▶ _Aim of the exercise_: Beneath this sentence is a set of records; write each of them out exactly.

[Figure record extracts]
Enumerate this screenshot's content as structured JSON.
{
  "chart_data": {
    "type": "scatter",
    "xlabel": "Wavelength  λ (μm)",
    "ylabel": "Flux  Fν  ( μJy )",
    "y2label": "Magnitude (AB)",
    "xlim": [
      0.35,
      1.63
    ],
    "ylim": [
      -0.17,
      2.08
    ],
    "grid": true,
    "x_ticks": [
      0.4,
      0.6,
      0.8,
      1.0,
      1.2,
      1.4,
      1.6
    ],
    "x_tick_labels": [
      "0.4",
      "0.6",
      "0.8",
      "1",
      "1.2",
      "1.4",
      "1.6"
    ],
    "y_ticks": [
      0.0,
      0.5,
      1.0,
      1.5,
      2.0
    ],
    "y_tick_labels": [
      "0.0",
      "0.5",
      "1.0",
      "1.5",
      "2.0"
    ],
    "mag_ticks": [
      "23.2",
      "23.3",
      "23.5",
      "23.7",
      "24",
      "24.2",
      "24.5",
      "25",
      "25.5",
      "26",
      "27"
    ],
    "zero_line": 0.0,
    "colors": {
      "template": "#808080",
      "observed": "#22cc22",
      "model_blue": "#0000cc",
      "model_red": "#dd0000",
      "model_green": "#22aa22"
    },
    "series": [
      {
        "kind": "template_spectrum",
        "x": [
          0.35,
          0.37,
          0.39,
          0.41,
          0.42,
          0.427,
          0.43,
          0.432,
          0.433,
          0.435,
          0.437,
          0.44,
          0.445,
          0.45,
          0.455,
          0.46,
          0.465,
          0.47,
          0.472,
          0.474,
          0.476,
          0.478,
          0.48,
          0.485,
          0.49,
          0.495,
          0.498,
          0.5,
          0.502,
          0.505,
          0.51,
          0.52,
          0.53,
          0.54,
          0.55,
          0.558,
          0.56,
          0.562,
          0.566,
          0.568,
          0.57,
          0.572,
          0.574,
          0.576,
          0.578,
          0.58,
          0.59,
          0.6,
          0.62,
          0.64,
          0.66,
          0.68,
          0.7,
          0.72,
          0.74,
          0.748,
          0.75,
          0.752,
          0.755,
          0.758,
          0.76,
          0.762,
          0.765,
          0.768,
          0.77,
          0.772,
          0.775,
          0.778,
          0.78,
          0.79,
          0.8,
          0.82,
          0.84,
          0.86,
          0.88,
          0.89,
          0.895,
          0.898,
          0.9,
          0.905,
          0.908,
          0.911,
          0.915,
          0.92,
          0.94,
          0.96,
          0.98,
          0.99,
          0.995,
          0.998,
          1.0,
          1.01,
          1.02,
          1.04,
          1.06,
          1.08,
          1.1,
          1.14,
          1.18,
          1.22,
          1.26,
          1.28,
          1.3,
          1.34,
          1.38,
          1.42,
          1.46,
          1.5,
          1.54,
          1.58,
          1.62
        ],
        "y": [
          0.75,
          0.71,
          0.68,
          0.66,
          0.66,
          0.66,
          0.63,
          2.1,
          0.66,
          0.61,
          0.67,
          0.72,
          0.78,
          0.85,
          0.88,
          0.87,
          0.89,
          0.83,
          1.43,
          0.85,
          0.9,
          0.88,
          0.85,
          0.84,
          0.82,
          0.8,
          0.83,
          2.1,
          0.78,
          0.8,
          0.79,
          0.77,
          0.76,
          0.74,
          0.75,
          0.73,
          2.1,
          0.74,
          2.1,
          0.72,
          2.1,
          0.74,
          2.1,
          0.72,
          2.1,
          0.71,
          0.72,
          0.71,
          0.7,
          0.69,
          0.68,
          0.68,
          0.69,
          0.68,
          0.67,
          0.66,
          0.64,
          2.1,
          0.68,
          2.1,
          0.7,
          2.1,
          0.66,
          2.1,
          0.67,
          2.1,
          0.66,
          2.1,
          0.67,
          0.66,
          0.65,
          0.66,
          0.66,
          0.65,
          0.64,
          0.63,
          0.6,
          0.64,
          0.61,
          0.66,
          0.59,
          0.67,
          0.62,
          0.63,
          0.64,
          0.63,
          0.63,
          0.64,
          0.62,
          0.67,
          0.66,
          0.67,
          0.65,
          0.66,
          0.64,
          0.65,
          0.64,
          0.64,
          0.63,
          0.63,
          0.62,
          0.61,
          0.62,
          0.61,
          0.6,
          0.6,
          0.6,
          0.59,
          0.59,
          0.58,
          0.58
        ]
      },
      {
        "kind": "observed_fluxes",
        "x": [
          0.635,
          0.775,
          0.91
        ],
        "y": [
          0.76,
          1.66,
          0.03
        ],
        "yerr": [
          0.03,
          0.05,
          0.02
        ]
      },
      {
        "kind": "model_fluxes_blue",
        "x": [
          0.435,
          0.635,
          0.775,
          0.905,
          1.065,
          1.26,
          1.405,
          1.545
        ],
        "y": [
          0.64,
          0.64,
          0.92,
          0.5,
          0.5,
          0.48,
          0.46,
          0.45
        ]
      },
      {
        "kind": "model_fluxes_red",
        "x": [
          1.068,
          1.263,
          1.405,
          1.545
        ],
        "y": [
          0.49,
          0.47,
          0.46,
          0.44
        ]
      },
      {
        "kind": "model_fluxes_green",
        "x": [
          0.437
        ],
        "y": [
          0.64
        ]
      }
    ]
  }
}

▶ _Reply to the exercise_:
Enumerate this screenshot's content as structured JSON.
{
  "chart_data": {
    "type": "scatter",
    "xlabel": "Wavelength  λ (μm)",
    "ylabel": "Flux  Fν  ( μJy )",
    "y2label": "Magnitude (AB)",
    "xlim": [
      0.35,
      1.63
    ],
    "ylim": [
      -0.17,
      2.08
    ],
    "grid": true,
    "x_ticks": [
      0.4,
      0.6,
      0.8,
      1.0,
      1.2,
      1.4,
      1.6
    ],
    "x_tick_labels": [
      "0.4",
      "0.6",
      "0.8",
      "1",
      "1.2",
      "1.4",
      "1.6"
    ],
    "y_ticks": [
      0.0,
      0.5,
      1.0,
      1.5,
      2.0
    ],
    "y_tick_labels": [
      "0.0",
      "0.5",
      "1.0",
      "1.5",
      "2.0"
    ],
    "mag_ticks": [
      "23.2",
      "23.3",
      "23.5",
      "23.7",
      "24",
      "24.2",
      "24.5",
      "25",
      "25.5",
      "26",
      "27"
    ],
    "zero_line": 0.0,
    "colors": {
      "template": "#808080",
      "observed": "#22cc22",
      "model_blue": "#0000cc",
      "model_red": "#dd0000",
      "model_green": "#22aa22"
    },
    "series": [
      {
        "kind": "template_spectrum",
        "x": [
          0.35,
          0.37,
          0.39,
          0.41,
          0.42,
          0.427,
          0.43,
          0.432,
          0.433,
          0.435,
          0.437,
          0.44,
          0.445,
          0.45,
          0.455,
          0.46,
          0.465,
          0.47,
          0.472,
          0.474,
          0.476,
          0.478,
          0.48,
          0.485,
          0.49,
          0.495,
          0.498,
          0.5,
          0.502,
          0.505,
          0.51,
          0.52,
          0.53,
          0.54,
          0.55,
          0.558,
          0.56,
          0.562,
          0.566,
          0.568,
          0.57,
          0.572,
          0.574,
          0.576,
          0.578,
          0.58,
          0.59,
          0.6,
          0.62,
          0.64,
          0.66,
          0.68,
          0.7,
          0.72,
          0.74,
          0.748,
          0.75,
          0.752,
          0.755,
          0.758,
          0.76,
          0.762,
          0.765,
          0.768,
          0.77,
          0.772,
          0.775,
          0.778,
          0.78,
          0.79,
          0.8,
          0.82,
          0.84,
          0.86,
          0.88,
          0.89,
          0.895,
          0.898,
          0.9,
          0.905,
          0.908,
          0.911,
          0.915,
          0.92,
          0.94,
          0.96,
          0.98,
          0.99,
          0.995,
          0.998,
          1.0,
          1.01,
          1.02,
          1.04,
          1.06,
          1.08,
          1.1,
          1.14,
          1.18,
          1.22,
          1.26,
          1.28,
          1.3,
          1.34,
          1.38,
          1.42,
          1.46,
          1.5,
          1.54,
          1.58,
          1.62
        ],
        "y": [
          0.75,
          0.71,
          0.68,
          0.66,
          0.66,
          0.66,
          0.63,
          2.1,
          0.66,
          0.61,
          0.67,
          0.72,
          0.78,
          0.85,
          0.88,
          0.87,
          0.89,
          0.83,
          1.43,
          0.85,
          0.9,
          0.88,
          0.85,
          0.84,
          0.82,
          0.8,
          0.83,
          2.1,
          0.78,
          0.8,
          0.79,
          0.77,
          0.76,
          0.74,
          0.75,
          0.73,
          2.1,
          0.74,
          2.1,
          0.72,
          2.1,
          0.74,
          2.1,
          0.72,
          2.1,
          0.71,
          0.72,
          0.71,
          0.7,
          0.69,
          0.68,
          0.68,
          0.69,
          0.68,
          0.67,
          0.66,
          0.64,
          2.1,
          0.68,
          2.1,
          0.7,
          2.1,
          0.66,
          2.1,
          0.67,
          2.1,
          0.66,
          2.1,
          0.67,
          0.66,
          0.65,
          0.66,
          0.66,
          0.65,
          0.64,
          0.63,
          0.6,
          0.64,
          0.61,
          0.66,
          0.59,
          0.67,
          0.62,
          0.63,
          0.64,
          0.63,
          0.63,
          0.64,
          0.62,
          0.67,
          0.66,
          0.67,
          0.65,
          0.66,
          0.64,
          0.65,
          0.64,
          0.64,
          0.63,
          0.63,
          0.62,
          0.61,
          0.62,
          0.61,
          0.6,
          0.6,
          0.6,
          0.59,
          0.59,
          0.58,
          0.58
        ]
      },
      {
        "kind": "observed_fluxes",
        "x": [
          0.635,
          0.775,
          0.91
        ],
        "y": [
          0.76,
          1.66,
          0.03
        ],
        "yerr": [
          0.03,
          0.05,
          0.02
        ]
      },
      {
        "kind": "model_fluxes_blue",
        "x": [
          0.435,
          0.635,
          0.775,
          0.905,
          1.065,
          1.26,
          1.405,
          1.545
        ],
        "y": [
          0.64,
          0.64,
          0.92,
          0.5,
          0.5,
          0.48,
          0.46,
          0.45
        ]
      },
      {
        "kind": "model_fluxes_red",
        "x": [
          1.068,
          1.263,
          1.405,
          1.545
        ],
        "y": [
          0.49,
          0.47,
          0.46,
          0.44
        ]
      },
      {
        "kind": "model_fluxes_green",
        "x": [
          0.437
        ],
        "y": [
          0.64
        ]
      }
    ]
  }
}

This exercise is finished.